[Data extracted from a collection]
────

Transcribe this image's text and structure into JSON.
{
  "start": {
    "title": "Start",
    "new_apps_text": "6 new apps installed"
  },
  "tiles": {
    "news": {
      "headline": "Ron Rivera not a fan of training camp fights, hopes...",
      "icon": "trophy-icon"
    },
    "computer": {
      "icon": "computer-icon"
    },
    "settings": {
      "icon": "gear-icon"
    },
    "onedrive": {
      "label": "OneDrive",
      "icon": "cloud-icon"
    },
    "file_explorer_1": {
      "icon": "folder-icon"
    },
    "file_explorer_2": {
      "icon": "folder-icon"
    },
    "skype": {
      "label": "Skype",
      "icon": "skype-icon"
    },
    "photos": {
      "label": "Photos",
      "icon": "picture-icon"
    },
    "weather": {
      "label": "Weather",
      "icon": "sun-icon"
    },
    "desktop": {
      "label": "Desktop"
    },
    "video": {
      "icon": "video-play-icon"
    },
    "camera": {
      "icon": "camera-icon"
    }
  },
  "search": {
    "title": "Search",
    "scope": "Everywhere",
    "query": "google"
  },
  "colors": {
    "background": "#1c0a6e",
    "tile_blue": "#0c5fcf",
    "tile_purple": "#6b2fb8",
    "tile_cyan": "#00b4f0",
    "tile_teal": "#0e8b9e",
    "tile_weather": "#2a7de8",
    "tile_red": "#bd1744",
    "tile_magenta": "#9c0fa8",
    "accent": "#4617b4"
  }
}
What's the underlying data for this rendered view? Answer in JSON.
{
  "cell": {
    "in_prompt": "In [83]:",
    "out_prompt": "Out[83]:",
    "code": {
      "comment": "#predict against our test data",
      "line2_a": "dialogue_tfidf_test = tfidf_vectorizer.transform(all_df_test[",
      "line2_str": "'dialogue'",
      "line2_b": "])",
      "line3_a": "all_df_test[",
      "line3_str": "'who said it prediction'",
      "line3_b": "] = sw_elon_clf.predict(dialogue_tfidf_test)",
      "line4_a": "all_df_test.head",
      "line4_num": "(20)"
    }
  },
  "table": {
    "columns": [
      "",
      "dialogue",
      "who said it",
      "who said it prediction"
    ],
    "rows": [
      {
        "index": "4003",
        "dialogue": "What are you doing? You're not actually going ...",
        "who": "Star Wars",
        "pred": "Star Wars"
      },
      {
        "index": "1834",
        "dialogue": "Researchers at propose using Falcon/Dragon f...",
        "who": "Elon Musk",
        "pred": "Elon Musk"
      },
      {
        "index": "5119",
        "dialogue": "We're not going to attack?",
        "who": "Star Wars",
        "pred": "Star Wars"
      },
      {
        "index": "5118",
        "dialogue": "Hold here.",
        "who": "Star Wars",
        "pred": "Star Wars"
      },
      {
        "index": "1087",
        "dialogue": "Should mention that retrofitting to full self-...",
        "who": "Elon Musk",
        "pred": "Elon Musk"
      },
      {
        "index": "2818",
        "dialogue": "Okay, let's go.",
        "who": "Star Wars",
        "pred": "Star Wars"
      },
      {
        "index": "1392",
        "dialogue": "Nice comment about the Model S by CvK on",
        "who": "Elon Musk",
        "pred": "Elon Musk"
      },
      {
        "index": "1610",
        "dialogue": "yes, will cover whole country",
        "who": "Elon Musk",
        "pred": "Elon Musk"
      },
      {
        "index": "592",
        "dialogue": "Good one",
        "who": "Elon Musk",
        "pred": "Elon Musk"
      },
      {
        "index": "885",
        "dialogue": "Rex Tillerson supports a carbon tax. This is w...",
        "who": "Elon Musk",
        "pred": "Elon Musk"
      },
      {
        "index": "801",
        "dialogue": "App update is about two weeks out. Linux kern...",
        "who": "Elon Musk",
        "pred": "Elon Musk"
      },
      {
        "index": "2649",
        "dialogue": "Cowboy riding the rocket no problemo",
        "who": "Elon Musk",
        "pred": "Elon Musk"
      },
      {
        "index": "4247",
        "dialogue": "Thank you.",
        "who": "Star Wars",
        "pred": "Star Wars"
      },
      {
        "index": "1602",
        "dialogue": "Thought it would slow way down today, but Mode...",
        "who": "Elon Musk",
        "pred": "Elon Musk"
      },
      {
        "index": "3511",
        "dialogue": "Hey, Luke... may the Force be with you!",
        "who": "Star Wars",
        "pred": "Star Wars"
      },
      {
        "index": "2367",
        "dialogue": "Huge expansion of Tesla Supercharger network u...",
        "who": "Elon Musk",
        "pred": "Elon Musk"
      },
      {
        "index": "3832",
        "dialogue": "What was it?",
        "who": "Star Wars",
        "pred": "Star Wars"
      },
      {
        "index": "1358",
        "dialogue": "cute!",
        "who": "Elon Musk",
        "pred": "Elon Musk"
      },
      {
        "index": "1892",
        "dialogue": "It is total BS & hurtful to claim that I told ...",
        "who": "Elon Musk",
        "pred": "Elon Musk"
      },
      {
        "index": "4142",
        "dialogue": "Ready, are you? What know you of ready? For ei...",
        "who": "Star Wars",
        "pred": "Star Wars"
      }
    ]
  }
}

────

EXERCISE PROMPT
Repeat the whole listing exactly, keeping every line intact.

CORRECT ANSWER
Transcribe this image's text and structure into JSON.
{
  "start": {
    "title": "Start",
    "new_apps_text": "6 new apps installed"
  },
  "tiles": {
    "news": {
      "headline": "Ron Rivera not a fan of training camp fights, hopes...",
      "icon": "trophy-icon"
    },
    "computer": {
      "icon": "computer-icon"
    },
    "settings": {
      "icon": "gear-icon"
    },
    "onedrive": {
      "label": "OneDrive",
      "icon": "cloud-icon"
    },
    "file_explorer_1": {
      "icon": "folder-icon"
    },
    "file_explorer_2": {
      "icon": "folder-icon"
    },
    "skype": {
      "label": "Skype",
      "icon": "skype-icon"
    },
    "photos": {
      "label": "Photos",
      "icon": "picture-icon"
    },
    "weather": {
      "label": "Weather",
      "icon": "sun-icon"
    },
    "desktop": {
      "label": "Desktop"
    },
    "video": {
      "icon": "video-play-icon"
    },
    "camera": {
      "icon": "camera-icon"
    }
  },
  "search": {
    "title": "Search",
    "scope": "Everywhere",
    "query": "google"
  },
  "colors": {
    "background": "#1c0a6e",
    "tile_blue": "#0c5fcf",
    "tile_purple": "#6b2fb8",
    "tile_cyan": "#00b4f0",
    "tile_teal": "#0e8b9e",
    "tile_weather": "#2a7de8",
    "tile_red": "#bd1744",
    "tile_magenta": "#9c0fa8",
    "accent": "#4617b4"
  }
}
What's the underlying data for this rendered view? Answer in JSON.
{
  "cell": {
    "in_prompt": "In [83]:",
    "out_prompt": "Out[83]:",
    "code": {
      "comment": "#predict against our test data",
      "line2_a": "dialogue_tfidf_test = tfidf_vectorizer.transform(all_df_test[",
      "line2_str": "'dialogue'",
      "line2_b": "])",
      "line3_a": "all_df_test[",
      "line3_str": "'who said it prediction'",
      "line3_b": "] = sw_elon_clf.predict(dialogue_tfidf_test)",
      "line4_a": "all_df_test.head",
      "line4_num": "(20)"
    }
  },
  "table": {
    "columns": [
      "",
      "dialogue",
      "who said it",
      "who said it prediction"
    ],
    "rows": [
      {
        "index": "4003",
        "dialogue": "What are you doing? You're not actually going ...",
        "who": "Star Wars",
        "pred": "Star Wars"
      },
      {
        "index": "1834",
        "dialogue": "Researchers at propose using Falcon/Dragon f...",
        "who": "Elon Musk",
        "pred": "Elon Musk"
      },
      {
        "index": "5119",
        "dialogue": "We're not going to attack?",
        "who": "Star Wars",
        "pred": "Star Wars"
      },
      {
        "index": "5118",
        "dialogue": "Hold here.",
        "who": "Star Wars",
        "pred": "Star Wars"
      },
      {
        "index": "1087",
        "dialogue": "Should mention that retrofitting to full self-...",
        "who": "Elon Musk",
        "pred": "Elon Musk"
      },
      {
        "index": "2818",
        "dialogue": "Okay, let's go.",
        "who": "Star Wars",
        "pred": "Star Wars"
      },
      {
        "index": "1392",
        "dialogue": "Nice comment about the Model S by CvK on",
        "who": "Elon Musk",
        "pred": "Elon Musk"
      },
      {
        "index": "1610",
        "dialogue": "yes, will cover whole country",
        "who": "Elon Musk",
        "pred": "Elon Musk"
      },
      {
        "index": "592",
        "dialogue": "Good one",
        "who": "Elon Musk",
        "pred": "Elon Musk"
      },
      {
        "index": "885",
        "dialogue": "Rex Tillerson supports a carbon tax. This is w...",
        "who": "Elon Musk",
        "pred": "Elon Musk"
      },
      {
        "index": "801",
        "dialogue": "App update is about two weeks out. Linux kern...",
        "who": "Elon Musk",
        "pred": "Elon Musk"
      },
      {
        "index": "2649",
        "dialogue": "Cowboy riding the rocket no problemo",
        "who": "Elon Musk",
        "pred": "Elon Musk"
      },
      {
        "index": "4247",
        "dialogue": "Thank you.",
        "who": "Star Wars",
        "pred": "Star Wars"
      },
      {
        "index": "1602",
        "dialogue": "Thought it would slow way down today, but Mode...",
        "who": "Elon Musk",
        "pred": "Elon Musk"
      },
      {
        "index": "3511",
        "dialogue": "Hey, Luke... may the Force be with you!",
        "who": "Star Wars",
        "pred": "Star Wars"
      },
      {
        "index": "2367",
        "dialogue": "Huge expansion of Tesla Supercharger network u...",
        "who": "Elon Musk",
        "pred": "Elon Musk"
      },
      {
        "index": "3832",
        "dialogue": "What was it?",
        "who": "Star Wars",
        "pred": "Star Wars"
      },
      {
        "index": "1358",
        "dialogue": "cute!",
        "who": "Elon Musk",
        "pred": "Elon Musk"
      },
      {
        "index": "1892",
        "dialogue": "It is total BS & hurtful to claim that I told ...",
        "who": "Elon Musk",
        "pred": "Elon Musk"
      },
      {
        "index": "4142",
        "dialogue": "Ready, are you? What know you of ready? For ei...",
        "who": "Star Wars",
        "pred": "Star Wars"
      }
    ]
  }
}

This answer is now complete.